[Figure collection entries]
┏━━
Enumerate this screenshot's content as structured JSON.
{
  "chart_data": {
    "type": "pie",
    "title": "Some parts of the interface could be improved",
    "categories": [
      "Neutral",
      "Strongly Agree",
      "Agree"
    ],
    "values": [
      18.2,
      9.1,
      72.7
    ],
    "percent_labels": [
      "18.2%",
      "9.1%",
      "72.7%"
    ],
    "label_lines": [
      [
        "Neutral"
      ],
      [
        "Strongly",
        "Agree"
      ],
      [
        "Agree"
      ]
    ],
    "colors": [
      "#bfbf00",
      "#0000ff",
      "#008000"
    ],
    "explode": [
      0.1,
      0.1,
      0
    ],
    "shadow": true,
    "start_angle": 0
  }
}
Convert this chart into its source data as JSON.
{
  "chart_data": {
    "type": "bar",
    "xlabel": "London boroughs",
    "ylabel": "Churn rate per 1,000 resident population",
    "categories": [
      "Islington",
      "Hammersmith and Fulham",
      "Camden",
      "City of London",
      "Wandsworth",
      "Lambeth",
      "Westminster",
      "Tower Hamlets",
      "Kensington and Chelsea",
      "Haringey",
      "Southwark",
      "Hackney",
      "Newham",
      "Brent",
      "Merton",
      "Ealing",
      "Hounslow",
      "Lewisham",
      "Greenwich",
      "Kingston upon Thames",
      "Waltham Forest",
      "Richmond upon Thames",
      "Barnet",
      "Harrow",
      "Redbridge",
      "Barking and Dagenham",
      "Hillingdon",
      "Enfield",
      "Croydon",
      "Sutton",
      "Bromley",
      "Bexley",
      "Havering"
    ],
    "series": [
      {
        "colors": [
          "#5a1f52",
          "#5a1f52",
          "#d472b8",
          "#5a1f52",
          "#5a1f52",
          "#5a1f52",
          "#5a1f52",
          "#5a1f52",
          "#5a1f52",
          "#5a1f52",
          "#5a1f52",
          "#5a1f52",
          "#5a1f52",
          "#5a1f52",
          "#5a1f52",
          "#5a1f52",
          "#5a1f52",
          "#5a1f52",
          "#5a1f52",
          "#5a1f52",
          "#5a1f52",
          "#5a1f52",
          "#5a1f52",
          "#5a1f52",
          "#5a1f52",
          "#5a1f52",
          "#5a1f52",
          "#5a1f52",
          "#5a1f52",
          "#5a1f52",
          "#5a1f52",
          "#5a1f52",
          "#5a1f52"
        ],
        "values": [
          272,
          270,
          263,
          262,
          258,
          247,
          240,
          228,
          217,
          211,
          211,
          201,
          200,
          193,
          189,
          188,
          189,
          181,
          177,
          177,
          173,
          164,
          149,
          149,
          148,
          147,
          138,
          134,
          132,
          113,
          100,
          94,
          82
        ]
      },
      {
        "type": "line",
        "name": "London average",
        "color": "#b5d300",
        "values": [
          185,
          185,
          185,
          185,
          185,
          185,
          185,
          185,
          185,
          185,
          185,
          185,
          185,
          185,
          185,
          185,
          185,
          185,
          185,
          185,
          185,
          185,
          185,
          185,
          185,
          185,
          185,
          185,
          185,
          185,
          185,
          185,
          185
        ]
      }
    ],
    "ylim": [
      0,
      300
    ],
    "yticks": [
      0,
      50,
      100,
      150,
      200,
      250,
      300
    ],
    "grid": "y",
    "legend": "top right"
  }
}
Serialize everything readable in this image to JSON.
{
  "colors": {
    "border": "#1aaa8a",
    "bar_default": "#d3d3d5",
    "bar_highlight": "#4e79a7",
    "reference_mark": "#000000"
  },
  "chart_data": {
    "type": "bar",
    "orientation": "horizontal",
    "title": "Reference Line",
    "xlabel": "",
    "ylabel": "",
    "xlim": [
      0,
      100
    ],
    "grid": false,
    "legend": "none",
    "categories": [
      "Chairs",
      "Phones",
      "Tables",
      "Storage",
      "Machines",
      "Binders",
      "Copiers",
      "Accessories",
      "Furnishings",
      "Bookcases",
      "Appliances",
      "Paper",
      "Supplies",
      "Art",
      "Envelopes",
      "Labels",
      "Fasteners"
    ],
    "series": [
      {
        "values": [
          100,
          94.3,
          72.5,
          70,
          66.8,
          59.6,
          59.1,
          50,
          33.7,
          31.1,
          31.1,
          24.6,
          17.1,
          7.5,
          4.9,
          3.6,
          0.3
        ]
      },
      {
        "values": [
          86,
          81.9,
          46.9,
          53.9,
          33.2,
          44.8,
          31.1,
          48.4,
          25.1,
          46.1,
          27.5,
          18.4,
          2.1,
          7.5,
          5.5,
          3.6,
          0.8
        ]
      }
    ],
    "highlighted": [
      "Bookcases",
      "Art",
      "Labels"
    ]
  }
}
┗━━
**Given instruction**. Repeat every record, exactly as written.

**Result below**.
Enumerate this screenshot's content as structured JSON.
{
  "chart_data": {
    "type": "pie",
    "title": "Some parts of the interface could be improved",
    "categories": [
      "Neutral",
      "Strongly Agree",
      "Agree"
    ],
    "values": [
      18.2,
      9.1,
      72.7
    ],
    "percent_labels": [
      "18.2%",
      "9.1%",
      "72.7%"
    ],
    "label_lines": [
      [
        "Neutral"
      ],
      [
        "Strongly",
        "Agree"
      ],
      [
        "Agree"
      ]
    ],
    "colors": [
      "#bfbf00",
      "#0000ff",
      "#008000"
    ],
    "explode": [
      0.1,
      0.1,
      0
    ],
    "shadow": true,
    "start_angle": 0
  }
}
Convert this chart into its source data as JSON.
{
  "chart_data": {
    "type": "bar",
    "xlabel": "London boroughs",
    "ylabel": "Churn rate per 1,000 resident population",
    "categories": [
      "Islington",
      "Hammersmith and Fulham",
      "Camden",
      "City of London",
      "Wandsworth",
      "Lambeth",
      "Westminster",
      "Tower Hamlets",
      "Kensington and Chelsea",
      "Haringey",
      "Southwark",
      "Hackney",
      "Newham",
      "Brent",
      "Merton",
      "Ealing",
      "Hounslow",
      "Lewisham",
      "Greenwich",
      "Kingston upon Thames",
      "Waltham Forest",
      "Richmond upon Thames",
      "Barnet",
      "Harrow",
      "Redbridge",
      "Barking and Dagenham",
      "Hillingdon",
      "Enfield",
      "Croydon",
      "Sutton",
      "Bromley",
      "Bexley",
      "Havering"
    ],
    "series": [
      {
        "colors": [
          "#5a1f52",
          "#5a1f52",
          "#d472b8",
          "#5a1f52",
          "#5a1f52",
          "#5a1f52",
          "#5a1f52",
          "#5a1f52",
          "#5a1f52",
          "#5a1f52",
          "#5a1f52",
          "#5a1f52",
          "#5a1f52",
          "#5a1f52",
          "#5a1f52",
          "#5a1f52",
          "#5a1f52",
          "#5a1f52",
          "#5a1f52",
          "#5a1f52",
          "#5a1f52",
          "#5a1f52",
          "#5a1f52",
          "#5a1f52",
          "#5a1f52",
          "#5a1f52",
          "#5a1f52",
          "#5a1f52",
          "#5a1f52",
          "#5a1f52",
          "#5a1f52",
          "#5a1f52",
          "#5a1f52"
        ],
        "values": [
          272,
          270,
          263,
          262,
          258,
          247,
          240,
          228,
          217,
          211,
          211,
          201,
          200,
          193,
          189,
          188,
          189,
          181,
          177,
          177,
          173,
          164,
          149,
          149,
          148,
          147,
          138,
          134,
          132,
          113,
          100,
          94,
          82
        ]
      },
      {
        "type": "line",
        "name": "London average",
        "color": "#b5d300",
        "values": [
          185,
          185,
          185,
          185,
          185,
          185,
          185,
          185,
          185,
          185,
          185,
          185,
          185,
          185,
          185,
          185,
          185,
          185,
          185,
          185,
          185,
          185,
          185,
          185,
          185,
          185,
          185,
          185,
          185,
          185,
          185,
          185,
          185
        ]
      }
    ],
    "ylim": [
      0,
      300
    ],
    "yticks": [
      0,
      50,
      100,
      150,
      200,
      250,
      300
    ],
    "grid": "y",
    "legend": "top right"
  }
}
Serialize everything readable in this image to JSON.
{
  "colors": {
    "border": "#1aaa8a",
    "bar_default": "#d3d3d5",
    "bar_highlight": "#4e79a7",
    "reference_mark": "#000000"
  },
  "chart_data": {
    "type": "bar",
    "orientation": "horizontal",
    "title": "Reference Line",
    "xlabel": "",
    "ylabel": "",
    "xlim": [
      0,
      100
    ],
    "grid": false,
    "legend": "none",
    "categories": [
      "Chairs",
      "Phones",
      "Tables",
      "Storage",
      "Machines",
      "Binders",
      "Copiers",
      "Accessories",
      "Furnishings",
      "Bookcases",
      "Appliances",
      "Paper",
      "Supplies",
      "Art",
      "Envelopes",
      "Labels",
      "Fasteners"
    ],
    "series": [
      {
        "values": [
          100,
          94.3,
          72.5,
          70,
          66.8,
          59.6,
          59.1,
          50,
          33.7,
          31.1,
          31.1,
          24.6,
          17.1,
          7.5,
          4.9,
          3.6,
          0.3
        ]
      },
      {
        "values": [
          86,
          81.9,
          46.9,
          53.9,
          33.2,
          44.8,
          31.1,
          48.4,
          25.1,
          46.1,
          27.5,
          18.4,
          2.1,
          7.5,
          5.5,
          3.6,
          0.8
        ]
      }
    ],
    "highlighted": [
      "Bookcases",
      "Art",
      "Labels"
    ]
  }
}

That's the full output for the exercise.